Do this >> Please list all lines of the material below in which the string "Disabled" occurs.

* * * * * * *

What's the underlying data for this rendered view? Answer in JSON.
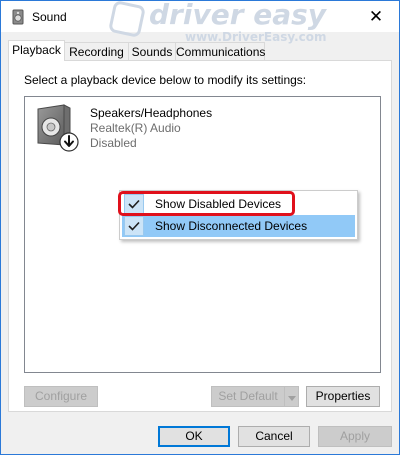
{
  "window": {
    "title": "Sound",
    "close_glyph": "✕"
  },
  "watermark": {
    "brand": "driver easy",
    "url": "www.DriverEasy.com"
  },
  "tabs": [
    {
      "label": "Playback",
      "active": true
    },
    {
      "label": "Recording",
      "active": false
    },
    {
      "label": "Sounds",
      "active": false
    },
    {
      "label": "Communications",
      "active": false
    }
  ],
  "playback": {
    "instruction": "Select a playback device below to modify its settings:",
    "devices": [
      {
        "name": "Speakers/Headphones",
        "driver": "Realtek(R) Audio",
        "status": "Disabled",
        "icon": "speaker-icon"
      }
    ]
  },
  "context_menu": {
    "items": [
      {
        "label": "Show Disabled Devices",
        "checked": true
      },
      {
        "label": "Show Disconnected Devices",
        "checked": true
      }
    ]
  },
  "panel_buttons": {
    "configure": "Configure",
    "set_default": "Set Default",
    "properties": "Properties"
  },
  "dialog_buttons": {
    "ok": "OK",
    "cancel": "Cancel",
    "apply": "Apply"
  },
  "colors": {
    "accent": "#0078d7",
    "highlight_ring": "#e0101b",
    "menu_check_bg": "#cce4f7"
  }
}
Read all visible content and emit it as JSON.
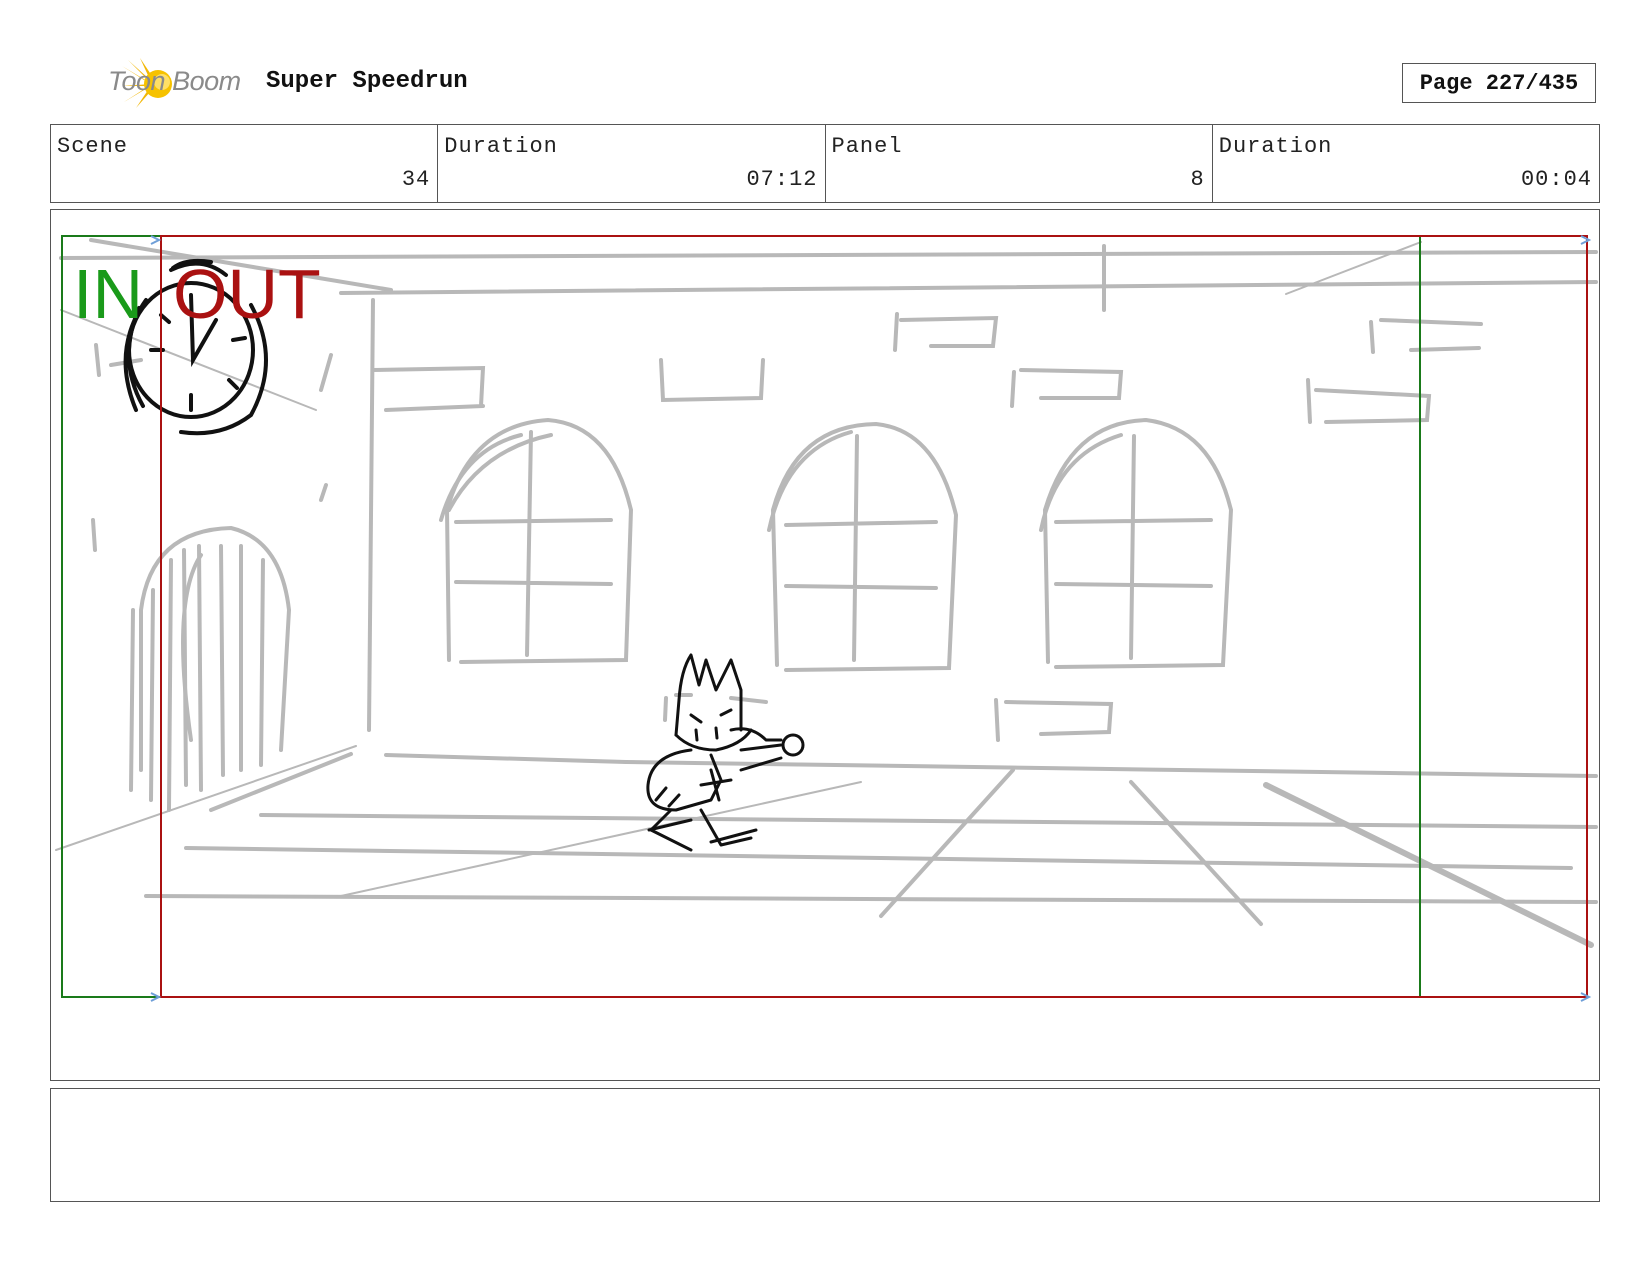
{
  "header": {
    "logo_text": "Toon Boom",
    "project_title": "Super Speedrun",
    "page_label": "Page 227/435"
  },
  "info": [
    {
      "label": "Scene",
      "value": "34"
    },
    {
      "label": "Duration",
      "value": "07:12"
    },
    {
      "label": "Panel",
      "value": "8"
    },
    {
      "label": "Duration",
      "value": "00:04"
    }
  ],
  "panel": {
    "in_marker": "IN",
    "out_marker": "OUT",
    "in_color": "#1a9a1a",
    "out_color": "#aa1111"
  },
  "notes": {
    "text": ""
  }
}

* * * * * * *

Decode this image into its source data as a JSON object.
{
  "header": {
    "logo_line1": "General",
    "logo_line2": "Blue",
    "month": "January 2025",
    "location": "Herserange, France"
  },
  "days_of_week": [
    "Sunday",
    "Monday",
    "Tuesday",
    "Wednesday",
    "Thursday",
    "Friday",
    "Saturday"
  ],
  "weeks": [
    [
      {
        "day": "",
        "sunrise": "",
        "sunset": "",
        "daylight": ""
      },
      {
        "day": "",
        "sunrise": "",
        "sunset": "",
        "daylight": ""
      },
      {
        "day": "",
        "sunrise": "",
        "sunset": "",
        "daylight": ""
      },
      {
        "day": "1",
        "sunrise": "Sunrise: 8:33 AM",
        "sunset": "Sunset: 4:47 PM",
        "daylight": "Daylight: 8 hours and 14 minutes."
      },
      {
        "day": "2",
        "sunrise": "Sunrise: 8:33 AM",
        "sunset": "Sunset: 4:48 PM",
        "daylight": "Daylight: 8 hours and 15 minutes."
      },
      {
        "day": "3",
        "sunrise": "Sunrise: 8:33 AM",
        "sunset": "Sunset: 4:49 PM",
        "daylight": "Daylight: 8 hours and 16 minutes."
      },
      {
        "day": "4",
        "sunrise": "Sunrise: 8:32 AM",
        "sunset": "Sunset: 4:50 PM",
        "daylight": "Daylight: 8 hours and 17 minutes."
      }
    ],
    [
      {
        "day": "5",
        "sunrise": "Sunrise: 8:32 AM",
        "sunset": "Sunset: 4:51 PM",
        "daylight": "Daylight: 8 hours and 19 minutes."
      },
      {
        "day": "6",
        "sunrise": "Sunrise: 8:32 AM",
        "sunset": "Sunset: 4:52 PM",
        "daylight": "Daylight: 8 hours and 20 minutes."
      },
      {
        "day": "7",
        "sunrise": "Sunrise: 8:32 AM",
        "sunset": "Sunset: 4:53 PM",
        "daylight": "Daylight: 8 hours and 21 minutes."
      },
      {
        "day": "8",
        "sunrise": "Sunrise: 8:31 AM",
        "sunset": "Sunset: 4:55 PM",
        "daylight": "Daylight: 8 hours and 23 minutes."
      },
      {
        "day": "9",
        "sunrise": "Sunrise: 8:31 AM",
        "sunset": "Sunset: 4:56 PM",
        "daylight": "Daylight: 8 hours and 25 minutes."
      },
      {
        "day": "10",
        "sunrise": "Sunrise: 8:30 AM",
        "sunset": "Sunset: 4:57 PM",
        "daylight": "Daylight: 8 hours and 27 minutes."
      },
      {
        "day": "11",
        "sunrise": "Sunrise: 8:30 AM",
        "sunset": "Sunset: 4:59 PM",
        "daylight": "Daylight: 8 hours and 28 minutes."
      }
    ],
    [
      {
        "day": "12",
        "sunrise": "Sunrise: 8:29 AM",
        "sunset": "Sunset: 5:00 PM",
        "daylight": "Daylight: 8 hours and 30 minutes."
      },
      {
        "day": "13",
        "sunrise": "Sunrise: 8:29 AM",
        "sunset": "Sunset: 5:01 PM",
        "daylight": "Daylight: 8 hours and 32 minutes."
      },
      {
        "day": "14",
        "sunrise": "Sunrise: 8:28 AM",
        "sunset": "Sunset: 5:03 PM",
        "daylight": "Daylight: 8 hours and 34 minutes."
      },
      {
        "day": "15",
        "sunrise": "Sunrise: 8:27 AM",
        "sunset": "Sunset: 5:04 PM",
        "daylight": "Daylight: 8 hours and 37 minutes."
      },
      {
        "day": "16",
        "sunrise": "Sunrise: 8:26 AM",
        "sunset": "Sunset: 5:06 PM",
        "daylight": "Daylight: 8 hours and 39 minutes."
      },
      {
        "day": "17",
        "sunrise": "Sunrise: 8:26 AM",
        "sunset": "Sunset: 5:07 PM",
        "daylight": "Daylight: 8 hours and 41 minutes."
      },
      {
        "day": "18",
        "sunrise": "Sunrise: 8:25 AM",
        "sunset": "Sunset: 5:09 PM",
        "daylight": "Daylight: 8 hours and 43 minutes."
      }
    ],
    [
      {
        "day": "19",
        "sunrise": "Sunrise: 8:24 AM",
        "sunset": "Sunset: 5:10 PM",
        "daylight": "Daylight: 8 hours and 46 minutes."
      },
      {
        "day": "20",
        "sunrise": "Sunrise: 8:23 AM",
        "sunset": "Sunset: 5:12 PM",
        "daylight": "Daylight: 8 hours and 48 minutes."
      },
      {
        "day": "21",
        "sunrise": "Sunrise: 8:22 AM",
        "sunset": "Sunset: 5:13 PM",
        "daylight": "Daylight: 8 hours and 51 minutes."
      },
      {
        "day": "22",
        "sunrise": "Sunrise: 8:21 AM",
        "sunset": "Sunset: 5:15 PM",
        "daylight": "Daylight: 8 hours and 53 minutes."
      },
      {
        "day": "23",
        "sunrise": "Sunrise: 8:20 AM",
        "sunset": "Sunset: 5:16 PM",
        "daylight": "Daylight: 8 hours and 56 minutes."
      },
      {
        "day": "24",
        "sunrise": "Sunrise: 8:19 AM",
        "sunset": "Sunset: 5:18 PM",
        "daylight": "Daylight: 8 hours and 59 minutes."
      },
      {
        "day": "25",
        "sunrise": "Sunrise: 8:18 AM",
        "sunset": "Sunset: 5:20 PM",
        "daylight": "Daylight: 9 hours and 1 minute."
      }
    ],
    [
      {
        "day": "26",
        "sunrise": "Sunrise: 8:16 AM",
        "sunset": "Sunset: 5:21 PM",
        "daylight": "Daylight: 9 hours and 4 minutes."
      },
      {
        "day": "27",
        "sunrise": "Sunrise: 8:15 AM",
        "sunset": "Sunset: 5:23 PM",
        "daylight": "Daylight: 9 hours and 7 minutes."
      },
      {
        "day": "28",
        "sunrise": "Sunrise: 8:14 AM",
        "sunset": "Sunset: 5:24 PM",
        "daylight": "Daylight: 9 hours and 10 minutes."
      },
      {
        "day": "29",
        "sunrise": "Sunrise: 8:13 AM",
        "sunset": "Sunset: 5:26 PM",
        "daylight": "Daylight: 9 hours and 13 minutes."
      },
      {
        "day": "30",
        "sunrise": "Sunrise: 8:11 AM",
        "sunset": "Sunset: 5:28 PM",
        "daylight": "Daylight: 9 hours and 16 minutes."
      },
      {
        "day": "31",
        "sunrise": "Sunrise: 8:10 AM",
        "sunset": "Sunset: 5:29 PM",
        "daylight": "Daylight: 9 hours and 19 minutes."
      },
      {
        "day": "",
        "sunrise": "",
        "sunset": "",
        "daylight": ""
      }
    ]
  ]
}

* * * * * * *

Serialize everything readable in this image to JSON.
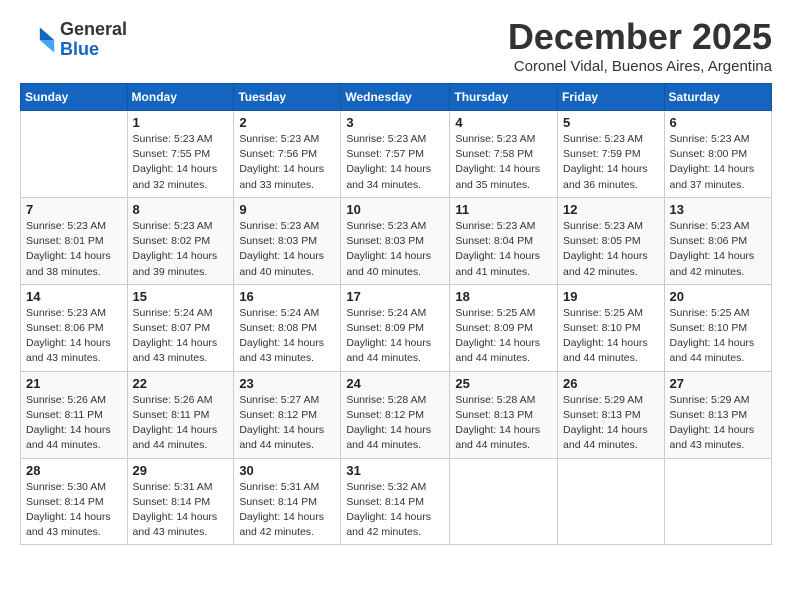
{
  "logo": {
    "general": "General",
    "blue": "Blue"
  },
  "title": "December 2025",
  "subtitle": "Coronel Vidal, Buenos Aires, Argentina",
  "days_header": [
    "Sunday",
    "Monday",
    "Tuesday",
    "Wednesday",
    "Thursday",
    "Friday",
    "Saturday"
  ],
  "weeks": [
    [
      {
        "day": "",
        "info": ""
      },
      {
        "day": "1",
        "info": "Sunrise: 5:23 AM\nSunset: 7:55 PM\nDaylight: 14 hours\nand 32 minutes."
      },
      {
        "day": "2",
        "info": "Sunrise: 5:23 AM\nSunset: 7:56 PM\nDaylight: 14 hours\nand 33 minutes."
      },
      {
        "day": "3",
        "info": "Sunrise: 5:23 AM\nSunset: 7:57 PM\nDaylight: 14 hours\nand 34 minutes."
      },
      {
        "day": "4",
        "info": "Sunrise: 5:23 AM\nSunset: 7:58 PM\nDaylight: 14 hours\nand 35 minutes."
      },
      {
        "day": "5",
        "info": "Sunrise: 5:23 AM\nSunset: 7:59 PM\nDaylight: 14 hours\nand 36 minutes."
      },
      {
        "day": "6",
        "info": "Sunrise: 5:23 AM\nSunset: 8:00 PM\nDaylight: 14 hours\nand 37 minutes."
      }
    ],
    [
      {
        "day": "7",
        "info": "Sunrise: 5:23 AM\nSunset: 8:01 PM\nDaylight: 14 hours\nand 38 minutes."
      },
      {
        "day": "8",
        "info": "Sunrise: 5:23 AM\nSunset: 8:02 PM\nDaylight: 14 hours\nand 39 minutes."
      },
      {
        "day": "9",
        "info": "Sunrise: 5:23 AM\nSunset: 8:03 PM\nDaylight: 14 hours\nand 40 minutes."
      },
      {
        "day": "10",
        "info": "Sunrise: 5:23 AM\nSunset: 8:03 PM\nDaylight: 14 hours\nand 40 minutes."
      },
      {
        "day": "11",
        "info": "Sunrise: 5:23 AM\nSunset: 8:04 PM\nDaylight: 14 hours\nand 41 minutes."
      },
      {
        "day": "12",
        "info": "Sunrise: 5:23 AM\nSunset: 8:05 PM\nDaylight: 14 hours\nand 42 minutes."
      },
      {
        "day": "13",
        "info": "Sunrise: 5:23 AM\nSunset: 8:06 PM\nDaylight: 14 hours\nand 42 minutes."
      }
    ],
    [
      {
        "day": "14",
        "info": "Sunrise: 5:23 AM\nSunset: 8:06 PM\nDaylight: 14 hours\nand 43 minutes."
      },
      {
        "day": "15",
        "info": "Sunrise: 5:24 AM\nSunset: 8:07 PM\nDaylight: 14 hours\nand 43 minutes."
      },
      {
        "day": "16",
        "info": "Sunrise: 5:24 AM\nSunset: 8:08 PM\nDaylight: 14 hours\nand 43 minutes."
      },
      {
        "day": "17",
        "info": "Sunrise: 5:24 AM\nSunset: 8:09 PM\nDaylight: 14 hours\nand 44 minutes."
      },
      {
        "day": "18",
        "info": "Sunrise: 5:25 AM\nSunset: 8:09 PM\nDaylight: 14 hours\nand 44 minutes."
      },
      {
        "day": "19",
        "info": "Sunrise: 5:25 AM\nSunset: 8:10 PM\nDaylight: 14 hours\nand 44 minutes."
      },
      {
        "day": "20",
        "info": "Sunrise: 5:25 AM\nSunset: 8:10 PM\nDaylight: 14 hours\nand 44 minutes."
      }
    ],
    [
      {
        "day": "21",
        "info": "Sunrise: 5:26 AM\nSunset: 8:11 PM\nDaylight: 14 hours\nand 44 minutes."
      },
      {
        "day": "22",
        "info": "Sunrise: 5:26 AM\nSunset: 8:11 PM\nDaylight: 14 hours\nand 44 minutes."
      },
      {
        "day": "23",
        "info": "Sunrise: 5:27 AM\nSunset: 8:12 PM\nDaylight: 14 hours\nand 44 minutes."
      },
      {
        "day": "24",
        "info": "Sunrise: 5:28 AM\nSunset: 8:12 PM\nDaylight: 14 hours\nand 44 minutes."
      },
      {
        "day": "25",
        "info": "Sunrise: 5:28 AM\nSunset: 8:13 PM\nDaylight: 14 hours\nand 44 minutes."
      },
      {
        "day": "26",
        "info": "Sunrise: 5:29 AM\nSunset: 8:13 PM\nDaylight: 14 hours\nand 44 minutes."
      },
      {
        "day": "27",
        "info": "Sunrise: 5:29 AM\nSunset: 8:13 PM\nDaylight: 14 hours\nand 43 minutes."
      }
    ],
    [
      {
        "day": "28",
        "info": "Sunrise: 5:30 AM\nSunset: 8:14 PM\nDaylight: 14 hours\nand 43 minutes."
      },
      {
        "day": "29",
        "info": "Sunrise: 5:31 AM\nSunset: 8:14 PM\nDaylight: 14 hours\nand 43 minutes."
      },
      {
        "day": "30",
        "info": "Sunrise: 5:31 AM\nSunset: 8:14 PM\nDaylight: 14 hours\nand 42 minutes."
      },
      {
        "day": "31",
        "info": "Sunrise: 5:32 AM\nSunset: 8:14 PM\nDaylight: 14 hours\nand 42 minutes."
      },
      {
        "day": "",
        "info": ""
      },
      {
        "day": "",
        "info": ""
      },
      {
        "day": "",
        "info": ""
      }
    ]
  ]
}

* * * * * * *

Solution to the exercise >>
        "status": "Disabled",
        "label": "Show Disabled Devices",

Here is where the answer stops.